** Start of Dataset records **

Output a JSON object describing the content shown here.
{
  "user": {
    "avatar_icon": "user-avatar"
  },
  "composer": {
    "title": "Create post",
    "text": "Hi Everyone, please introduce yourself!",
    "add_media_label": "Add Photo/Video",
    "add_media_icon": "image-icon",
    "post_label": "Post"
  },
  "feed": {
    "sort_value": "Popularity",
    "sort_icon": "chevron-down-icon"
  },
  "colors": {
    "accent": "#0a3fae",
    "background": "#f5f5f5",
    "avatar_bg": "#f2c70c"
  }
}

** End of Dataset records **

→ **Exercise objective**:
Return all the data exactly as given.

→ **Reply**:
Output a JSON object describing the content shown here.
{
  "user": {
    "avatar_icon": "user-avatar"
  },
  "composer": {
    "title": "Create post",
    "text": "Hi Everyone, please introduce yourself!",
    "add_media_label": "Add Photo/Video",
    "add_media_icon": "image-icon",
    "post_label": "Post"
  },
  "feed": {
    "sort_value": "Popularity",
    "sort_icon": "chevron-down-icon"
  },
  "colors": {
    "accent": "#0a3fae",
    "background": "#f5f5f5",
    "avatar_bg": "#f2c70c"
  }
}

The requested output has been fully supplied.